— start Data —

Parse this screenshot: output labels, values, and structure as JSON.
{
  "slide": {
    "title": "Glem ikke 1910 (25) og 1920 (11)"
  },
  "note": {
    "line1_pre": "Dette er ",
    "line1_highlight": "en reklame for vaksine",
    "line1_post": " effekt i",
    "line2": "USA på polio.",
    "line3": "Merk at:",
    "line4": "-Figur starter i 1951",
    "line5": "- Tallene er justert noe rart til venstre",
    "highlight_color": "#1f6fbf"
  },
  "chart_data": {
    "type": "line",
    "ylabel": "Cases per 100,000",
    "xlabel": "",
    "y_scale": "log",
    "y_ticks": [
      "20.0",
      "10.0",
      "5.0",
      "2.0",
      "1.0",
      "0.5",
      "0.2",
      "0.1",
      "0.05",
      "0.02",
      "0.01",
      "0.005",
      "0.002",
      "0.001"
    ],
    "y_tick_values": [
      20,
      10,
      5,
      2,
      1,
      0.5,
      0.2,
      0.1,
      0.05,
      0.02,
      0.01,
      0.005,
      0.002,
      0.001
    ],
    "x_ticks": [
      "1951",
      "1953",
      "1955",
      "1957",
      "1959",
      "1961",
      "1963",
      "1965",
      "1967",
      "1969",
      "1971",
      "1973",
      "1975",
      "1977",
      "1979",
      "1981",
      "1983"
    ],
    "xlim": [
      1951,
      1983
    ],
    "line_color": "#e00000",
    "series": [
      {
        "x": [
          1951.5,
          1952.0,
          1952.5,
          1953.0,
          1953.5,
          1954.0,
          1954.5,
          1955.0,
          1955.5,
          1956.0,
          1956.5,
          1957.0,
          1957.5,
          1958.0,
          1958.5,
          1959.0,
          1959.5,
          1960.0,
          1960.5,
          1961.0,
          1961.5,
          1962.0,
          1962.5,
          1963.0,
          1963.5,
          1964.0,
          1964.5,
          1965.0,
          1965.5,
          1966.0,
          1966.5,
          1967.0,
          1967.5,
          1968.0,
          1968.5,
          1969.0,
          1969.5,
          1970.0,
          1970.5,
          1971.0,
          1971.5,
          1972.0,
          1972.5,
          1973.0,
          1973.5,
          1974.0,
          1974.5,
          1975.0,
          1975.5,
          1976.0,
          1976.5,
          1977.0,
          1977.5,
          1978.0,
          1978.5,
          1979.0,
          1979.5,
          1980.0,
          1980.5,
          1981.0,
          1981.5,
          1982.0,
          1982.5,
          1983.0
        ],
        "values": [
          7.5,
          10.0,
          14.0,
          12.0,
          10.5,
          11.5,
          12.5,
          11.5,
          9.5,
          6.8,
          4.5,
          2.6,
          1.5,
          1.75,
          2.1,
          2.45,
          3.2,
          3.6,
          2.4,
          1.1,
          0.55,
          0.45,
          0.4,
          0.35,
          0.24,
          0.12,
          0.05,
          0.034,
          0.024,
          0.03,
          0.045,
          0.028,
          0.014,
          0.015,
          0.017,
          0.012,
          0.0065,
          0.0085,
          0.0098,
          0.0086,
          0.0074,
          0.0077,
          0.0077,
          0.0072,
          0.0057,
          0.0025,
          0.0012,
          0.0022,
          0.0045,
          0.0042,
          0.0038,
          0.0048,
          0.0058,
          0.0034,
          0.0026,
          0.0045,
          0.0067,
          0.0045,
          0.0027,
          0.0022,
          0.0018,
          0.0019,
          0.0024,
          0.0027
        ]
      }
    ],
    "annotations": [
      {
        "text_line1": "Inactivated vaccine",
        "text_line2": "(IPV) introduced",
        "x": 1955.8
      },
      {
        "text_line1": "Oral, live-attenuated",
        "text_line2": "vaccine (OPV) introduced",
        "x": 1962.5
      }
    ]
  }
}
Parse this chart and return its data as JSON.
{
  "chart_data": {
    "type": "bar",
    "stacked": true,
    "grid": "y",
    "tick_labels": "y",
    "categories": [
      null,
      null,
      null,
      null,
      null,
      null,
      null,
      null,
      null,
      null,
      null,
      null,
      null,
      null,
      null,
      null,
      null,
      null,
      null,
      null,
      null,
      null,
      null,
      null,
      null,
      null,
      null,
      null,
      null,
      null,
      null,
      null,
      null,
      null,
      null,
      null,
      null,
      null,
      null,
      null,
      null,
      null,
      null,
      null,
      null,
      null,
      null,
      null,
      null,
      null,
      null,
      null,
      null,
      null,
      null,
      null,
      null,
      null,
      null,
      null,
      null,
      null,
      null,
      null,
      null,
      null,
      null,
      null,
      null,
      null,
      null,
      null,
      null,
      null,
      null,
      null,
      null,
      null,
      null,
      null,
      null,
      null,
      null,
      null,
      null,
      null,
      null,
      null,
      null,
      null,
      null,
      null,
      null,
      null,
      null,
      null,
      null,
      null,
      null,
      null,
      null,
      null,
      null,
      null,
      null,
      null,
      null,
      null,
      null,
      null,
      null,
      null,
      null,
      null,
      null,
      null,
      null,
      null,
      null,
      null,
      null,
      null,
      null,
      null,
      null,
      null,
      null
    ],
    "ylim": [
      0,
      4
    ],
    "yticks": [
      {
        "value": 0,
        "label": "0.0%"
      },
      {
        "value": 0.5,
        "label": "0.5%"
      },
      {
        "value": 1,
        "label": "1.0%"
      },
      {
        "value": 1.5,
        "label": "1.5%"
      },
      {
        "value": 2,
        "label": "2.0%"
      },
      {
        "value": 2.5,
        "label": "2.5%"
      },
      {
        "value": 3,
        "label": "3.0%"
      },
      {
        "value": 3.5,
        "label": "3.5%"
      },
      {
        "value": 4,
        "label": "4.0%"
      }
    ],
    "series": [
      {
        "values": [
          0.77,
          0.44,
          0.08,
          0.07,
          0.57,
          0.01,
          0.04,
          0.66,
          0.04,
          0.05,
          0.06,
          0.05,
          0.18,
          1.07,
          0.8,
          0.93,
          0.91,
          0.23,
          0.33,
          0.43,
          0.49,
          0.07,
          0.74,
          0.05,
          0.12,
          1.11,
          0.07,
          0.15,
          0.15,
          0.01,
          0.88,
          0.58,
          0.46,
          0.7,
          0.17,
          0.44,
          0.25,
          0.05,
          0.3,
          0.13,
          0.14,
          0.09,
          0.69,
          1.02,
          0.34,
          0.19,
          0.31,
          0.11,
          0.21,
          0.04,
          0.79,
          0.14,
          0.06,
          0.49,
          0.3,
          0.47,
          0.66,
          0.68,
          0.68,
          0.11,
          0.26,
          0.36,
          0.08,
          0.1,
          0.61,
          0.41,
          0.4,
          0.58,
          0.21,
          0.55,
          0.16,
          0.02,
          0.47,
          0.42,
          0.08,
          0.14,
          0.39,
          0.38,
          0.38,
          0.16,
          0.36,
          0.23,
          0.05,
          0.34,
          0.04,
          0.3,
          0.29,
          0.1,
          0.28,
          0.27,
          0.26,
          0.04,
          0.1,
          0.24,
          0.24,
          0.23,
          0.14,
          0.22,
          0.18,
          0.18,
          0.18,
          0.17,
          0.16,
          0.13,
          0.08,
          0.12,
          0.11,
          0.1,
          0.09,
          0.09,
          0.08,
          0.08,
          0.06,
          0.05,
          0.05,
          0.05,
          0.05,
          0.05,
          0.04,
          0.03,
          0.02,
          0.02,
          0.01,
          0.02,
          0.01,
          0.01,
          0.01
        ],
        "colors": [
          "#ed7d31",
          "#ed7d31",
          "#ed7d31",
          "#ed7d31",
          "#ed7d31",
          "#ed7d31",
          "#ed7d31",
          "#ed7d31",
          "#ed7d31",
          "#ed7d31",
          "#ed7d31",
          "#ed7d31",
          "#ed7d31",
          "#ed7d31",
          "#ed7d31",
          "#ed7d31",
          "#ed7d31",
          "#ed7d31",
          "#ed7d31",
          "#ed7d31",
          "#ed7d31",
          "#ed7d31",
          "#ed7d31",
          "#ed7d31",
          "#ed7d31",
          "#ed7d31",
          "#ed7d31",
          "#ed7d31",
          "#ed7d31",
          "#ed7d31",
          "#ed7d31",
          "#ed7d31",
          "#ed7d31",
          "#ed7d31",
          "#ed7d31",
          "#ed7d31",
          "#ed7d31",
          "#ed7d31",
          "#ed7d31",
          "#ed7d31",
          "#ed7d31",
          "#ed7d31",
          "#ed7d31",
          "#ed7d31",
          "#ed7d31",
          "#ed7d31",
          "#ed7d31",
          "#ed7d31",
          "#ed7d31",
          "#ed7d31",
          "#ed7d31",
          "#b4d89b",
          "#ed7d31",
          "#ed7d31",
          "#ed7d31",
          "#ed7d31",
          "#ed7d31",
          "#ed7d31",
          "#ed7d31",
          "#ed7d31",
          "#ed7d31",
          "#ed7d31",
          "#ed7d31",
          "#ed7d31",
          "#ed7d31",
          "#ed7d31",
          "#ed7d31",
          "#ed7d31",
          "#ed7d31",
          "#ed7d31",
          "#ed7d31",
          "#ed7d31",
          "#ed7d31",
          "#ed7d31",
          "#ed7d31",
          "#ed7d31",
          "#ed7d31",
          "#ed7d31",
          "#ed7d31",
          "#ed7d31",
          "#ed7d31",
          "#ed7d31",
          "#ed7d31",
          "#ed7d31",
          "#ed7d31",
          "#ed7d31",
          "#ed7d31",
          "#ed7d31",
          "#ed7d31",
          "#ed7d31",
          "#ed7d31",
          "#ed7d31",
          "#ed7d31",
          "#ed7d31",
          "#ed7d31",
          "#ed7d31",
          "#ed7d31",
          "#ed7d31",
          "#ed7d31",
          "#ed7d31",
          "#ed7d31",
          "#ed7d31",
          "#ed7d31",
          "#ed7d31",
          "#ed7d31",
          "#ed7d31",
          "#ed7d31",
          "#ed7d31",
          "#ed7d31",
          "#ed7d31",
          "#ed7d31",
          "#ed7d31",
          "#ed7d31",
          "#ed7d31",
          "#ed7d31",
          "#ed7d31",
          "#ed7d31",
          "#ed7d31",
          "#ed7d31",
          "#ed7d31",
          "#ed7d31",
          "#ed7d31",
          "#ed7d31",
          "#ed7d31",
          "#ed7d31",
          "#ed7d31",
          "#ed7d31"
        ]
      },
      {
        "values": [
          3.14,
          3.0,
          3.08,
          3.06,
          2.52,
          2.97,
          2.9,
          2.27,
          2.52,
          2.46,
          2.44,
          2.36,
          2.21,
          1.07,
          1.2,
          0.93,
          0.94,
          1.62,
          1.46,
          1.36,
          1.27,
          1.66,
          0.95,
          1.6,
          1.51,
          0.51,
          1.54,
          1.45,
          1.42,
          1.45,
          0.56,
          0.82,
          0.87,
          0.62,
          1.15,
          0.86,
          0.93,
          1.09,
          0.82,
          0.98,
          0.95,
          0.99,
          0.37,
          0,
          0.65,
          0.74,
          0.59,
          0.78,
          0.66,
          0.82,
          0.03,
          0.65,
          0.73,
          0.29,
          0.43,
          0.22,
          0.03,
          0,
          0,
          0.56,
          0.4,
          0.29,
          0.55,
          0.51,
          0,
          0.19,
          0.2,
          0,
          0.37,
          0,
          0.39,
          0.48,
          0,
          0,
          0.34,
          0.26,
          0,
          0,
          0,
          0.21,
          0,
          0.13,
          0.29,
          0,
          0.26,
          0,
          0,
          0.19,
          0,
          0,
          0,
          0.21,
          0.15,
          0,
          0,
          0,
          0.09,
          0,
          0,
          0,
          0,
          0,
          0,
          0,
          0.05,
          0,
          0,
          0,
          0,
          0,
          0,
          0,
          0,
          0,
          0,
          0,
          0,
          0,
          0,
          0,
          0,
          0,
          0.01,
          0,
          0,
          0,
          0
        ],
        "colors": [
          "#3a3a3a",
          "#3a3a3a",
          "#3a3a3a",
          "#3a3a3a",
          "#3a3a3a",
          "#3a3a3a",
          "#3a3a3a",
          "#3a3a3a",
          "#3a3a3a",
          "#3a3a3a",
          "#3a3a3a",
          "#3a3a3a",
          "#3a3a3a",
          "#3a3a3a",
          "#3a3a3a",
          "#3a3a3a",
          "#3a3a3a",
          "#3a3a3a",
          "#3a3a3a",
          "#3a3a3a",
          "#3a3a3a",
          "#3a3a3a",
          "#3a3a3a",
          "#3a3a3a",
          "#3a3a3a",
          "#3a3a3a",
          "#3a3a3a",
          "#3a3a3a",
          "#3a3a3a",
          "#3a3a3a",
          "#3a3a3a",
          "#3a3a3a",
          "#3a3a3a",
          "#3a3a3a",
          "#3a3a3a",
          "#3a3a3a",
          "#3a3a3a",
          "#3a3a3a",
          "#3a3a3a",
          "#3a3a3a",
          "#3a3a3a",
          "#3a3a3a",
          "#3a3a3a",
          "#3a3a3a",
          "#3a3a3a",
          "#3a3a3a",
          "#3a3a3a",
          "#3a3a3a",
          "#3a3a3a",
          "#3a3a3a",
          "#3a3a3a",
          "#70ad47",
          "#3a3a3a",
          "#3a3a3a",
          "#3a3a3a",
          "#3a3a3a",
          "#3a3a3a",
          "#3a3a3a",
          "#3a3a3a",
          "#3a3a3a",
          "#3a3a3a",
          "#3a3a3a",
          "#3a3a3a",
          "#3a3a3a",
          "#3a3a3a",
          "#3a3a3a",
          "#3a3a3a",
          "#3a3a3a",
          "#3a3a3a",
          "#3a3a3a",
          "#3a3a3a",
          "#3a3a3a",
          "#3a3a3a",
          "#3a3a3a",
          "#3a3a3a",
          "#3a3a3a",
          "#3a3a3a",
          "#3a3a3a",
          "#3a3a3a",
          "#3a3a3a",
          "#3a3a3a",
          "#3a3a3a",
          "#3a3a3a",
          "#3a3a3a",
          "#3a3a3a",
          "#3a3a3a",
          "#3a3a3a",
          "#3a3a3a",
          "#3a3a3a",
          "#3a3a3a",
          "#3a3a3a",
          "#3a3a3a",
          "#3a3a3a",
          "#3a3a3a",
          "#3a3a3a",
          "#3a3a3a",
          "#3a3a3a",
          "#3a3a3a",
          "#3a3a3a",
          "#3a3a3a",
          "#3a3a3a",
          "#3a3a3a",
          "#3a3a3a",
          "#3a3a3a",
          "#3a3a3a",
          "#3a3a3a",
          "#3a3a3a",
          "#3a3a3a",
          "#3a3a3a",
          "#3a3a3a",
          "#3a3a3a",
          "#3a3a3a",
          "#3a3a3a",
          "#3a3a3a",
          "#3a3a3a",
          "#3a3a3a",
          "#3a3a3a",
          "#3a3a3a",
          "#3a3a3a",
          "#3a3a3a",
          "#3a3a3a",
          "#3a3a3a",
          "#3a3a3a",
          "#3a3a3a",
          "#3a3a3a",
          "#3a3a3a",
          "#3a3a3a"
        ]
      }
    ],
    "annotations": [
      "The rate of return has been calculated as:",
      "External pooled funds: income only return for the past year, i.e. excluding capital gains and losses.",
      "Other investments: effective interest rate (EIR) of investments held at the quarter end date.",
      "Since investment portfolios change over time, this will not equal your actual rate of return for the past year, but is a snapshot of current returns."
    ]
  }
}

— end Data —

Take each line of the material that contains the word "Parse" and list it.

Parse this screenshot: output labels, values, and structure as JSON.
Parse this chart and return its data as JSON.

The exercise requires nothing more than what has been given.